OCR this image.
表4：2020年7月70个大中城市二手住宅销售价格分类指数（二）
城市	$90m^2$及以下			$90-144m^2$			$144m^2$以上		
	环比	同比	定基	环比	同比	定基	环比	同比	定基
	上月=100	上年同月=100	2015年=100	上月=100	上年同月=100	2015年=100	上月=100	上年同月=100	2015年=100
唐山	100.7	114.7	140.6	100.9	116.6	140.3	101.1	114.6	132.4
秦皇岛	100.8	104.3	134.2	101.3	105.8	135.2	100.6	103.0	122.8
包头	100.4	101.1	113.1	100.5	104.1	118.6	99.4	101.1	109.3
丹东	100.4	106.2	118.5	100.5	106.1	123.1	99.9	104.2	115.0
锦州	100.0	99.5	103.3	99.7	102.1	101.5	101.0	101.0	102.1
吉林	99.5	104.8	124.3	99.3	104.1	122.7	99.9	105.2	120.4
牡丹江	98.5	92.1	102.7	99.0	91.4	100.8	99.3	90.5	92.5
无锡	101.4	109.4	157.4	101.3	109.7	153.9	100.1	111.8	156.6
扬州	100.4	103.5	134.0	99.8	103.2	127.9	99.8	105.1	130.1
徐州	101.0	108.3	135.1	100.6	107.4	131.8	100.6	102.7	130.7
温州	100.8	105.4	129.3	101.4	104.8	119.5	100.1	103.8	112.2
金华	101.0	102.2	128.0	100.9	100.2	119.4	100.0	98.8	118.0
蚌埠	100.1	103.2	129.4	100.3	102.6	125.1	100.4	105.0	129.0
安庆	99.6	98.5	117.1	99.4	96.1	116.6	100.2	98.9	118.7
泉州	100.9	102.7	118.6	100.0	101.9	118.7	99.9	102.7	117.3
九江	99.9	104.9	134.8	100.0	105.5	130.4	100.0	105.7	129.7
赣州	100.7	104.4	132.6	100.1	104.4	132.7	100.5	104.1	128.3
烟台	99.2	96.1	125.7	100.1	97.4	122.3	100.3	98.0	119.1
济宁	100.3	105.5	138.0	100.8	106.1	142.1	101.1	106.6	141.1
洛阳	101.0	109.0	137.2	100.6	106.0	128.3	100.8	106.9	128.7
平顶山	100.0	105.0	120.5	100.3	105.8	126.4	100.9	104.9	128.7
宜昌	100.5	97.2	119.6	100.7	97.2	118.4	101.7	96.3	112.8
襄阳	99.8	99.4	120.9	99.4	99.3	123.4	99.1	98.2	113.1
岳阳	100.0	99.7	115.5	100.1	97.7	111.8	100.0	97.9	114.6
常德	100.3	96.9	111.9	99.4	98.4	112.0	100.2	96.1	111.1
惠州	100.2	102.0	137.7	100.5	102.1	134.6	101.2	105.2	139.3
--
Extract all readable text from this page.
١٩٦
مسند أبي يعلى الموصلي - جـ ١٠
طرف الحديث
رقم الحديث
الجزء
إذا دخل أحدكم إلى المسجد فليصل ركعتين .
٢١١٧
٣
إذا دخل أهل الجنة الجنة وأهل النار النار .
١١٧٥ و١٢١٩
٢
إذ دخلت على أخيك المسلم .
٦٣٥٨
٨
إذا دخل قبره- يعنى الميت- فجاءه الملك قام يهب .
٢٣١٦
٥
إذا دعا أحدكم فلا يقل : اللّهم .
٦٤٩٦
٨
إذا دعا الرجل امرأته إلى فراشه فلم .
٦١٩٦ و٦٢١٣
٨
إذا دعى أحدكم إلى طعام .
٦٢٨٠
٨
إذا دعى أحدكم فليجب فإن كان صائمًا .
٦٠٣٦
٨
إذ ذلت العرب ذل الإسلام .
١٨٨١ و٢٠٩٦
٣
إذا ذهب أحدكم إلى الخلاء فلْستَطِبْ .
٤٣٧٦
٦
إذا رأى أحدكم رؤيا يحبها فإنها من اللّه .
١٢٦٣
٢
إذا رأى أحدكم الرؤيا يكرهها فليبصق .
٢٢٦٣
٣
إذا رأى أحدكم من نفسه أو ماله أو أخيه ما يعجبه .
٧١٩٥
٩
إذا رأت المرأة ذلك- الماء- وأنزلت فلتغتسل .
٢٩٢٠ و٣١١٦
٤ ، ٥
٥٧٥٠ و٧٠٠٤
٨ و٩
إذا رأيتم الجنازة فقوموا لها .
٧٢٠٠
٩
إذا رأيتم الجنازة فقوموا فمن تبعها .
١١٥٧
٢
...
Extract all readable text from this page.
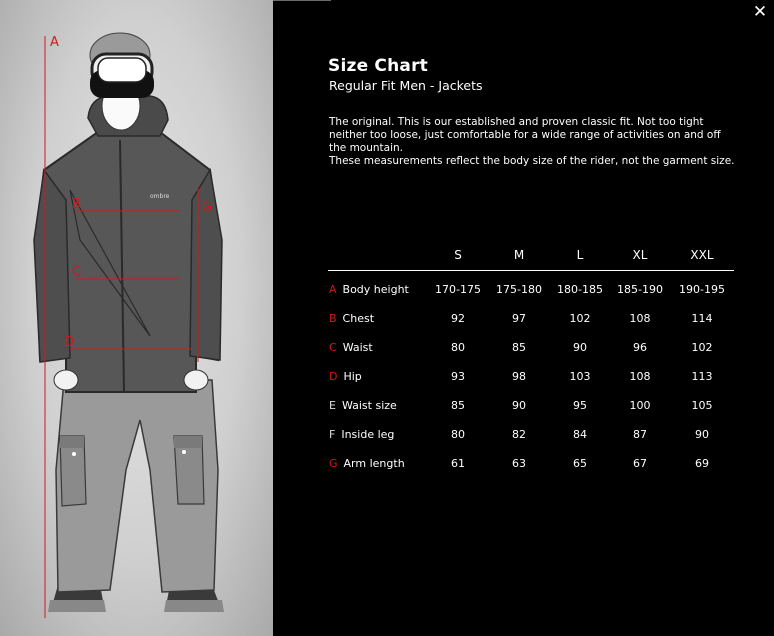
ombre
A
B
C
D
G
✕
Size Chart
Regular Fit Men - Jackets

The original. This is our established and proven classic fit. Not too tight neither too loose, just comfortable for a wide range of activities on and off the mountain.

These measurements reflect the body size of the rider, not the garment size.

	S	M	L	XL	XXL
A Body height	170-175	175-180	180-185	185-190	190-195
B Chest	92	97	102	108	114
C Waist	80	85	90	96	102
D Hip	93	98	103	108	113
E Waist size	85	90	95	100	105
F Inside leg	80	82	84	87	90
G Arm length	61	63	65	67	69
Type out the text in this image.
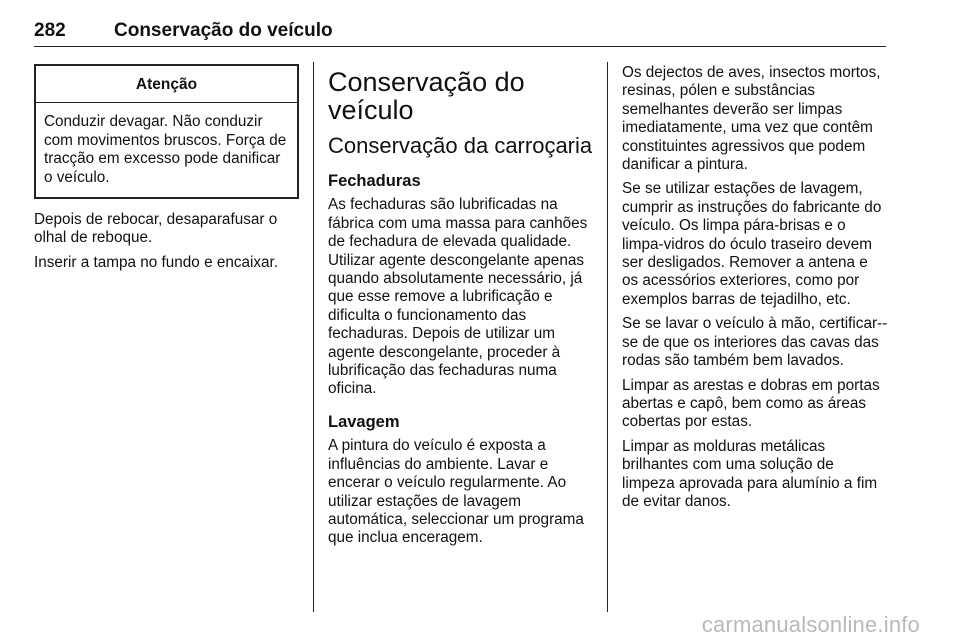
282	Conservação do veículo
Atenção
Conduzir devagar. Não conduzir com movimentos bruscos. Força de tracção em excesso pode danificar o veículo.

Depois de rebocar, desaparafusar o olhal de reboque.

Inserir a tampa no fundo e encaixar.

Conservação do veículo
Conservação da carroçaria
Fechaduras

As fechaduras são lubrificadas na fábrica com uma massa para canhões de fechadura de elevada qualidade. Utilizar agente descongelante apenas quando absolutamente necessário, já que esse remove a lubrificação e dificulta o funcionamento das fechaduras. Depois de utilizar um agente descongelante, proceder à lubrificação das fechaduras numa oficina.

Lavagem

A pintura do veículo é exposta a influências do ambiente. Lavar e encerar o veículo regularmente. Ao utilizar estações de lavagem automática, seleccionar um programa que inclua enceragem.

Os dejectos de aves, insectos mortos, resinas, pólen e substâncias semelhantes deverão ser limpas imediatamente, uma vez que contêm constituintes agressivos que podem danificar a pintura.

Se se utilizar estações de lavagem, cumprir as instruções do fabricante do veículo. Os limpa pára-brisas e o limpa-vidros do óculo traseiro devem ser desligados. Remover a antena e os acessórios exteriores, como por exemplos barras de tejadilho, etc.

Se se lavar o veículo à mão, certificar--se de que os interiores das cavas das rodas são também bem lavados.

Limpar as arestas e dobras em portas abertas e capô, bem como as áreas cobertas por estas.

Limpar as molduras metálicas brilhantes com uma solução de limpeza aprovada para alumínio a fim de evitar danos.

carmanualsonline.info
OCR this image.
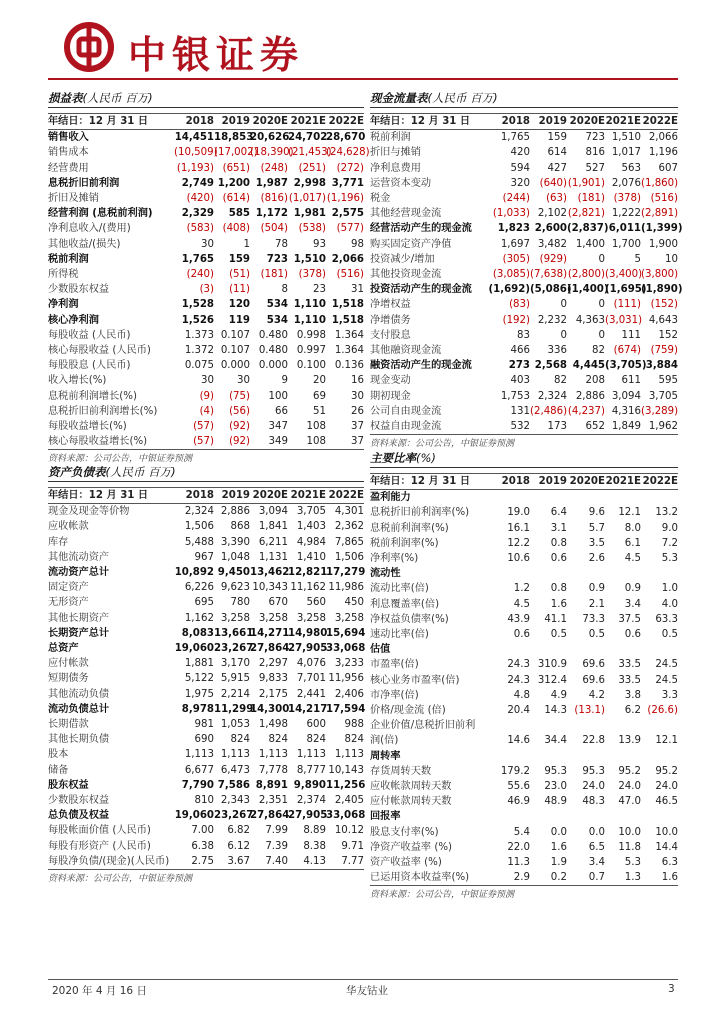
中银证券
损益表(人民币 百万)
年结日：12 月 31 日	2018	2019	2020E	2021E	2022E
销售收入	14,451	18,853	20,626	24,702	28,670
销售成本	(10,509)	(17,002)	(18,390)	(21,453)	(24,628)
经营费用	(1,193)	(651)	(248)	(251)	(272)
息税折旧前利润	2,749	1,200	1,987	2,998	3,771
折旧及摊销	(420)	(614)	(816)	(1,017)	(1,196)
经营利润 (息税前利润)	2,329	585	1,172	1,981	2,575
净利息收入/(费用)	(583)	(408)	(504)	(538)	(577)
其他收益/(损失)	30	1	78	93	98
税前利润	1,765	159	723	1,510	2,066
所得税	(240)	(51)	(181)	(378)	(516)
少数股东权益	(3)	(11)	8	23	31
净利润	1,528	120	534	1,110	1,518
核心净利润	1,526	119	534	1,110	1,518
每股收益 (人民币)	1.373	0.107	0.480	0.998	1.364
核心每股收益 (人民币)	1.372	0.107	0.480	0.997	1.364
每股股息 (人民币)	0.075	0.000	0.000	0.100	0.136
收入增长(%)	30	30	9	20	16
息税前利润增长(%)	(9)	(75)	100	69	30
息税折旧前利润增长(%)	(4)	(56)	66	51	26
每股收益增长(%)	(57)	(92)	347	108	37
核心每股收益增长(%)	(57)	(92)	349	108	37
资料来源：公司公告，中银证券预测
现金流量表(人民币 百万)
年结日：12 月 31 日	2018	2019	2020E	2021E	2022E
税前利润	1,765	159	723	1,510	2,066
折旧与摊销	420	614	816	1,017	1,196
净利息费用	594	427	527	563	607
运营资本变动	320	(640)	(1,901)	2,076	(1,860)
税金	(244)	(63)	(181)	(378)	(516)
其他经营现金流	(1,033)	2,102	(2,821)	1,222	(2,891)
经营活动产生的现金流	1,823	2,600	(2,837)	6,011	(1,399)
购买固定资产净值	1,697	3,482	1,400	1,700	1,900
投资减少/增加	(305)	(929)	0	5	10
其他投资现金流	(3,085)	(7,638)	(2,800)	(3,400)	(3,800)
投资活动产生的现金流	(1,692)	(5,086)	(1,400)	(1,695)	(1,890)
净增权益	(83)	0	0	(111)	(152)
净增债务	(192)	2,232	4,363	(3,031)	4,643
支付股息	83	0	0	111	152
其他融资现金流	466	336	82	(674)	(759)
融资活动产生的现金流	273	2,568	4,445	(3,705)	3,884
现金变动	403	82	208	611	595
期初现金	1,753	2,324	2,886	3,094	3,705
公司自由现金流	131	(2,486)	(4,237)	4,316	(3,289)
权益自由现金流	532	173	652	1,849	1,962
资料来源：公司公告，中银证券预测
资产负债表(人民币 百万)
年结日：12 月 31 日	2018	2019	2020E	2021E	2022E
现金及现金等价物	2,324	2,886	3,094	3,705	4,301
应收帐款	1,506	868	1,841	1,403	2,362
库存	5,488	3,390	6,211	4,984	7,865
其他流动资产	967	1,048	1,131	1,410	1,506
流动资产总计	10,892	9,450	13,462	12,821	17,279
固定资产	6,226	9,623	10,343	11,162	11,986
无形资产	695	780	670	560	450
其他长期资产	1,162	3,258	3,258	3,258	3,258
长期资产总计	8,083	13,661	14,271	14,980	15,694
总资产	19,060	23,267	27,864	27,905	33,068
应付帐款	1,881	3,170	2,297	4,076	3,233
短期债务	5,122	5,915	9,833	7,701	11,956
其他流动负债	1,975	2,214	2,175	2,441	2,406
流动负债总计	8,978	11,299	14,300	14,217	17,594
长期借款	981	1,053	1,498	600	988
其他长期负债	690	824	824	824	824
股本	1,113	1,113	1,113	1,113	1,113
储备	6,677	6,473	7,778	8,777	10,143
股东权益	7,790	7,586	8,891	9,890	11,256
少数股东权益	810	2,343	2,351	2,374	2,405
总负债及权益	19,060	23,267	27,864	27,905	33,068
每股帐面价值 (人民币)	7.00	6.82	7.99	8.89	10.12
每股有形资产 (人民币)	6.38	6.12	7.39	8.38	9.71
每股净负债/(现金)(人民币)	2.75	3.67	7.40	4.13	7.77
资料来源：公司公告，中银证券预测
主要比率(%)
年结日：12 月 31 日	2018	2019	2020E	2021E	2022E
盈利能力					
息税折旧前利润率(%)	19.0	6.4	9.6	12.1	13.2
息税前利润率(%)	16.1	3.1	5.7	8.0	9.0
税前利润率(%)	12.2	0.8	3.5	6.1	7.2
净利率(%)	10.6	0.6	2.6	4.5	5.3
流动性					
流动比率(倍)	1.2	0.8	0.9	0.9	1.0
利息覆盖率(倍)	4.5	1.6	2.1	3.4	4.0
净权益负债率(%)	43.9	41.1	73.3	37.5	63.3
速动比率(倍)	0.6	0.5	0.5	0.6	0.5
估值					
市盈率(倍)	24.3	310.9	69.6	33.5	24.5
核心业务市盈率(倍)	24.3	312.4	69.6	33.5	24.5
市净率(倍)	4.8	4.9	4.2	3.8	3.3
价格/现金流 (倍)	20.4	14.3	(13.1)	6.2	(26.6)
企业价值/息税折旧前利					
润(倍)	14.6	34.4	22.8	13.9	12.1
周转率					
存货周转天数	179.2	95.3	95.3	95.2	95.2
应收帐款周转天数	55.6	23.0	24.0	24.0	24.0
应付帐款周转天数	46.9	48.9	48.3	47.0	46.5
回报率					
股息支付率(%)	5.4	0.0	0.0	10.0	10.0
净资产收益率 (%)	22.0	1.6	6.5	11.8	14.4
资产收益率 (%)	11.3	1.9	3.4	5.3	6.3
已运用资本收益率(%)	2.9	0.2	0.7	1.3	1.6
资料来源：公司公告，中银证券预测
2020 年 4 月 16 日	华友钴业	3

GIVEN REQUEST:
Show, from the material above, each line that includes the string "رأيتم".

OUTPUT FOR THIS EXERCISE:
إذا رأيتم الجنازة فقوموا لها .
إذا رأيتم الجنازة فقوموا فمن تبعها .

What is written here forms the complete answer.